— start AVAILABLE DATA —
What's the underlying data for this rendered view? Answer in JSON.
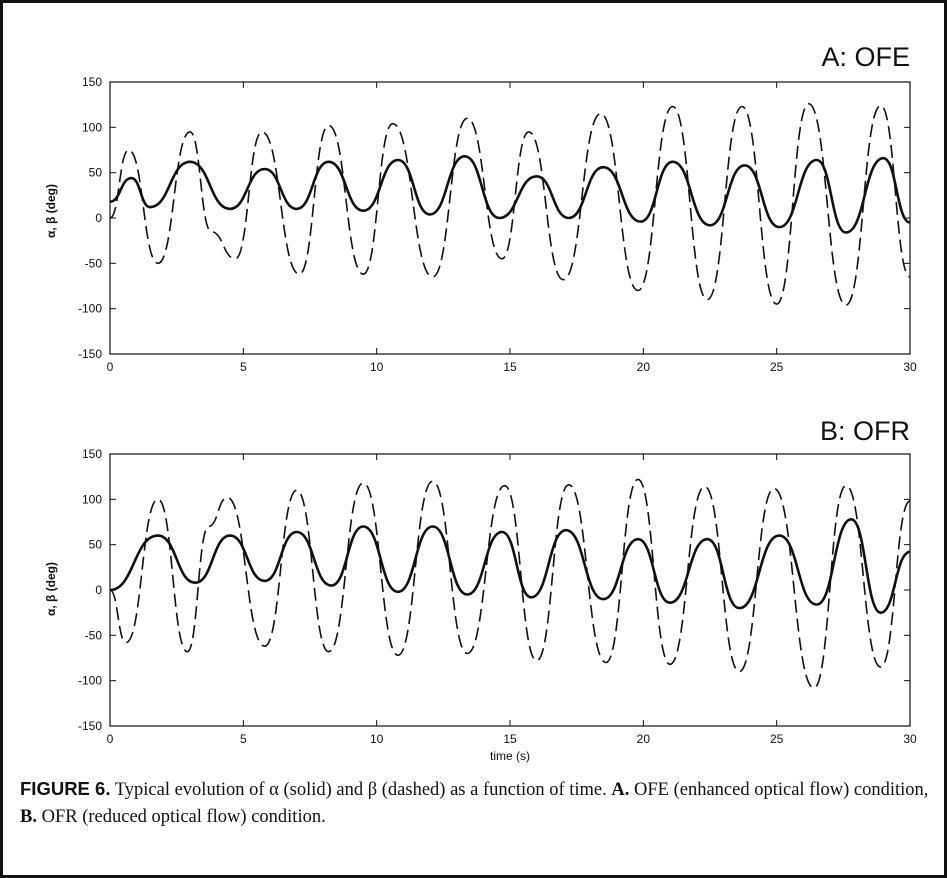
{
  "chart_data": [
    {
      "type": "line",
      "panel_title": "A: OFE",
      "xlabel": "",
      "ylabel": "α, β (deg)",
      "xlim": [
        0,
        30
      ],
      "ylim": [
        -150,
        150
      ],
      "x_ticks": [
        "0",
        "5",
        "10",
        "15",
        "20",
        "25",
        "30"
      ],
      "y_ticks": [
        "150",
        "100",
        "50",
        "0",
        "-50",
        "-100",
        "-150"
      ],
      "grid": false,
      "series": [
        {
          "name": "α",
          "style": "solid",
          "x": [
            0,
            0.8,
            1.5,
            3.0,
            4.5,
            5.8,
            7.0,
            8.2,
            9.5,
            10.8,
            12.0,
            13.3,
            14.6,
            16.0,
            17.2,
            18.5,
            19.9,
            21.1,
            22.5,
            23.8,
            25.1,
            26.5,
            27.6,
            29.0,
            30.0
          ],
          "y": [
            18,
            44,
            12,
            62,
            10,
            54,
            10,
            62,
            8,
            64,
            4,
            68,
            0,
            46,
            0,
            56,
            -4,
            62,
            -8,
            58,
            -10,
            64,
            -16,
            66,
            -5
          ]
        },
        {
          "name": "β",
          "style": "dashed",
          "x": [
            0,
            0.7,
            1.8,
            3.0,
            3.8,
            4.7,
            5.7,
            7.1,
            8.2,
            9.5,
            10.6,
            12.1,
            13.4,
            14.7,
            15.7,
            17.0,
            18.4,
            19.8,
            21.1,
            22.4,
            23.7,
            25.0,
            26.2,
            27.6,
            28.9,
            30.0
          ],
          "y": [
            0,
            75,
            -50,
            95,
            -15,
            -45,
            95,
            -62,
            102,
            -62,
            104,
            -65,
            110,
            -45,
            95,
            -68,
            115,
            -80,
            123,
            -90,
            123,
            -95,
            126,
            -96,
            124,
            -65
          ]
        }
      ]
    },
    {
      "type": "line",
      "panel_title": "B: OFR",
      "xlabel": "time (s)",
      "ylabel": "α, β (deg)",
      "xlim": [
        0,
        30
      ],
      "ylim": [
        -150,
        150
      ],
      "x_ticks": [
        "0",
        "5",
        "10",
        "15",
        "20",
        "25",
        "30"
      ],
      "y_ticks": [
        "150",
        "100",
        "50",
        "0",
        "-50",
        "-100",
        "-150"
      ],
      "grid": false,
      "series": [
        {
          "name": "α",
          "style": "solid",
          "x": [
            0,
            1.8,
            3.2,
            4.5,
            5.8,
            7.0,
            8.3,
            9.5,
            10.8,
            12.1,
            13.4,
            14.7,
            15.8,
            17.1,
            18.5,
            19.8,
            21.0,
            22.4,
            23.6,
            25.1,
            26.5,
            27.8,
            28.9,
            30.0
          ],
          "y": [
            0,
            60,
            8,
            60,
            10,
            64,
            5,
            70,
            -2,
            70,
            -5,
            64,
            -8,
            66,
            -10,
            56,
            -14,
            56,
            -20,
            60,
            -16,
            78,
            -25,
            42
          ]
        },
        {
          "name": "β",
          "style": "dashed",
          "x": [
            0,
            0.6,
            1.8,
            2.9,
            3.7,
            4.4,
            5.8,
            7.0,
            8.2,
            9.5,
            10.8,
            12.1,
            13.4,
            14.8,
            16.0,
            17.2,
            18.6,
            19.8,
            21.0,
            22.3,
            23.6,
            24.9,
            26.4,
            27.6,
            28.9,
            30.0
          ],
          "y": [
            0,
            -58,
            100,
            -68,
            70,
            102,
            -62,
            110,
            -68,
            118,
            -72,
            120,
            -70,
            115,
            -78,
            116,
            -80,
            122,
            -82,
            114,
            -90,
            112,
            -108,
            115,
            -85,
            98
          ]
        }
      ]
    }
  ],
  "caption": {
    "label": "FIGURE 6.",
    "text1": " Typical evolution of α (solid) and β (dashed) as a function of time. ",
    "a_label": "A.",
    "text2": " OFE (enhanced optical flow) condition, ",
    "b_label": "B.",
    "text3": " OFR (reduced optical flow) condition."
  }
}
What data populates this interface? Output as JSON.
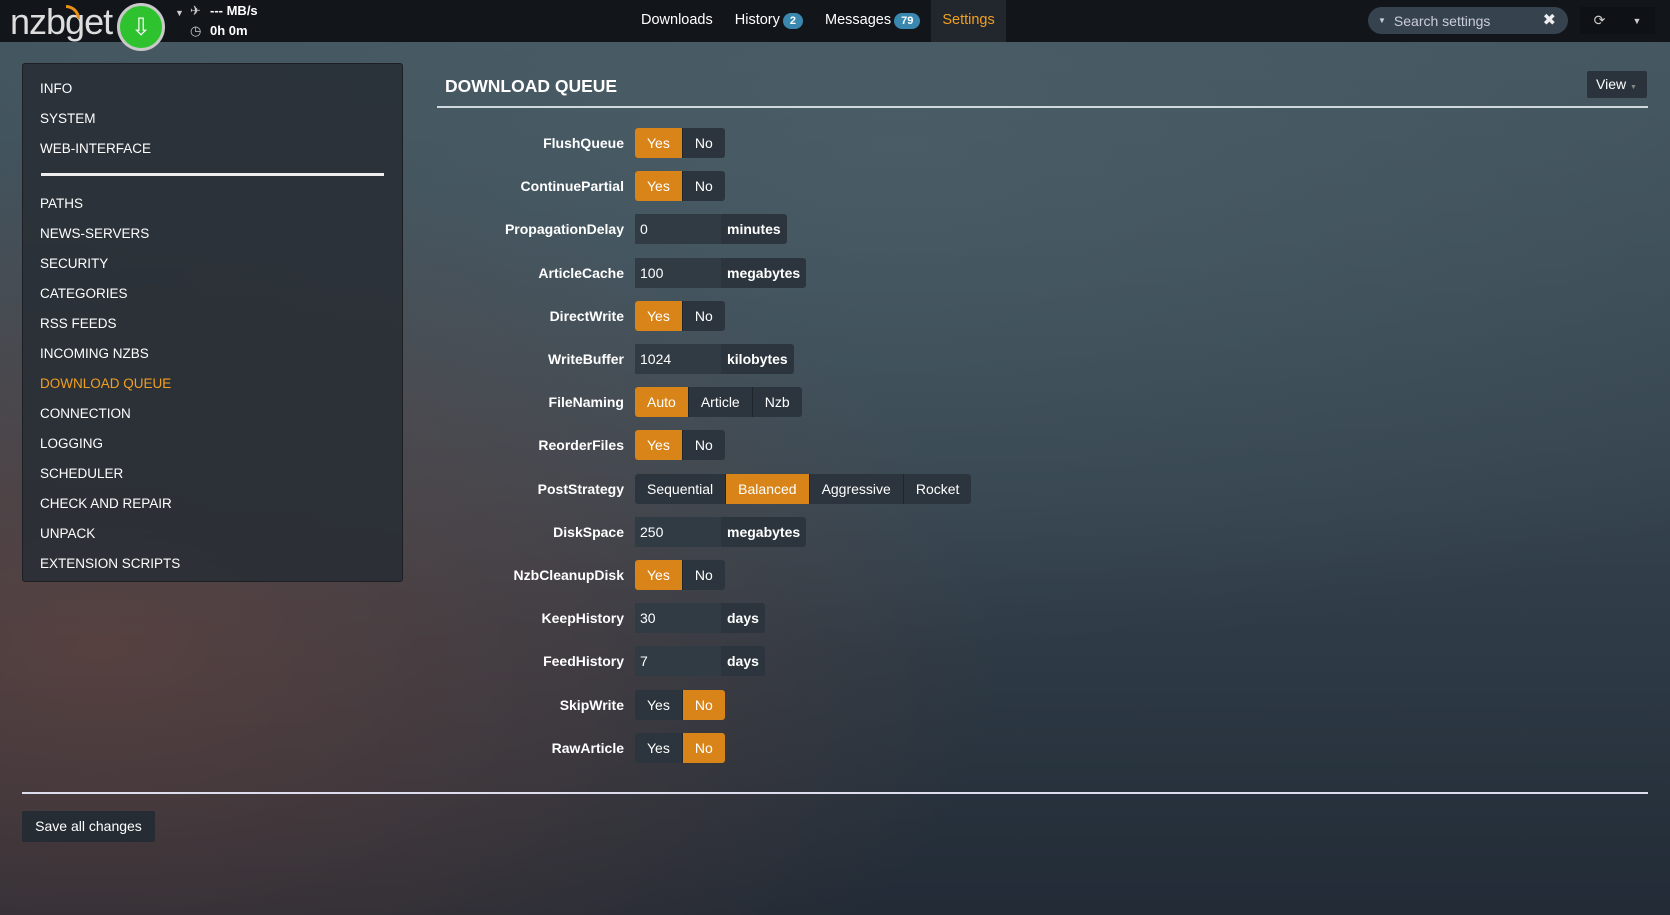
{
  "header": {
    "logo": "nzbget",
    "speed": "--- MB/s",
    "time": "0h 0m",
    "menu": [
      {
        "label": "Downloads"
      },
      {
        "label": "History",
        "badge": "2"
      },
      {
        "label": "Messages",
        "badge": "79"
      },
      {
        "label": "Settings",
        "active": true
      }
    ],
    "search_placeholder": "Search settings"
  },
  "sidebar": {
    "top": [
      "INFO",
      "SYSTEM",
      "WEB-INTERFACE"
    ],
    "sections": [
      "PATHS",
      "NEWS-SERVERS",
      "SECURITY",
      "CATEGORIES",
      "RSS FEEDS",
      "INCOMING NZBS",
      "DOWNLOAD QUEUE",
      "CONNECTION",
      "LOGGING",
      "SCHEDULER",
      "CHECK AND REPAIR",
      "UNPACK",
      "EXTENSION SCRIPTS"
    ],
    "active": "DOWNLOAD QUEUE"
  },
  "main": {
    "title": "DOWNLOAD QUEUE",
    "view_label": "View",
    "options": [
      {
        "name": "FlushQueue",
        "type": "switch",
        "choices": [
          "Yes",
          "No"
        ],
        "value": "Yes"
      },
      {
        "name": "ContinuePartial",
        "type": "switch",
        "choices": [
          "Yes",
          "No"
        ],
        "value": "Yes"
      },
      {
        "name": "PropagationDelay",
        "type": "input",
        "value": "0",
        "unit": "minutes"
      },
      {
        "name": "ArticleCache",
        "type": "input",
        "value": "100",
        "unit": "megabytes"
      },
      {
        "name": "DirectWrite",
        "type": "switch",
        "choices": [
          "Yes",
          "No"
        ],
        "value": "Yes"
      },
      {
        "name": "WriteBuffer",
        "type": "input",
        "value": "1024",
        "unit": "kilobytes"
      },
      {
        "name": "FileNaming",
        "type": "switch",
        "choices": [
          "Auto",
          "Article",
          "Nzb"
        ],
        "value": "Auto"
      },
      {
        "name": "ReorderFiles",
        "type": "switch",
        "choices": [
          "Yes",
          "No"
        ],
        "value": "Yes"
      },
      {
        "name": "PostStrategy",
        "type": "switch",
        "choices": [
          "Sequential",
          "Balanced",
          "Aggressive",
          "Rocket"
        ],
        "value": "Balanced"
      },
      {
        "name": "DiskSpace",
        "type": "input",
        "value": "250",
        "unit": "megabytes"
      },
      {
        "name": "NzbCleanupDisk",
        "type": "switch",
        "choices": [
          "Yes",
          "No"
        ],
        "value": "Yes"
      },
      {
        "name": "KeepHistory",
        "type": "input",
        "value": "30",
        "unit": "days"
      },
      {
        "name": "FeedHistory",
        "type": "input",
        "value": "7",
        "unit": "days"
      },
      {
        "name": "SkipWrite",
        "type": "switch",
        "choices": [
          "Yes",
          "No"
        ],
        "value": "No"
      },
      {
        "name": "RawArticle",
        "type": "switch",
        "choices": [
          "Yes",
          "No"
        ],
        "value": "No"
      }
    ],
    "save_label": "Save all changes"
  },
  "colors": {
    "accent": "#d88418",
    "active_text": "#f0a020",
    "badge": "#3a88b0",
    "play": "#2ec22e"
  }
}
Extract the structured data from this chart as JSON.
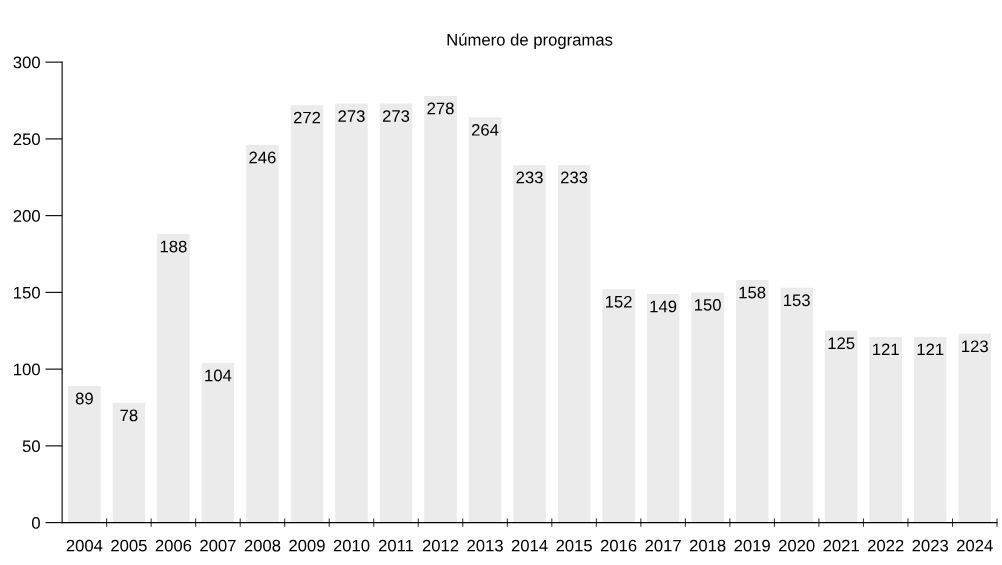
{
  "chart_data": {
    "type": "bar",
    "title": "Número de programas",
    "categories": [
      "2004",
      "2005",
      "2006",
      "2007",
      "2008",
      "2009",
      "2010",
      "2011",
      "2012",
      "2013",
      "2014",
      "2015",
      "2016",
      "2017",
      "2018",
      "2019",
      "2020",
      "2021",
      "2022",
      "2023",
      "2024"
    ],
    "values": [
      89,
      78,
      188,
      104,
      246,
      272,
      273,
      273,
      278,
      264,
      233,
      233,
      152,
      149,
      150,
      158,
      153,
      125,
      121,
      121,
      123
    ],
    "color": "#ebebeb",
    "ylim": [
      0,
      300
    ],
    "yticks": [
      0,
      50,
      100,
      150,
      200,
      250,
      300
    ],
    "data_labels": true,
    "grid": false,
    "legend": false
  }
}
— end AVAILABLE DATA —
> **EXERCISE BRIEF**:
Go through the listing above and list every line that has the word "condition".

> **COMPLETED EXERCISE**:
    "text2": " OFE (enhanced optical flow) condition, ",
    "text3": " OFR (reduced optical flow) condition."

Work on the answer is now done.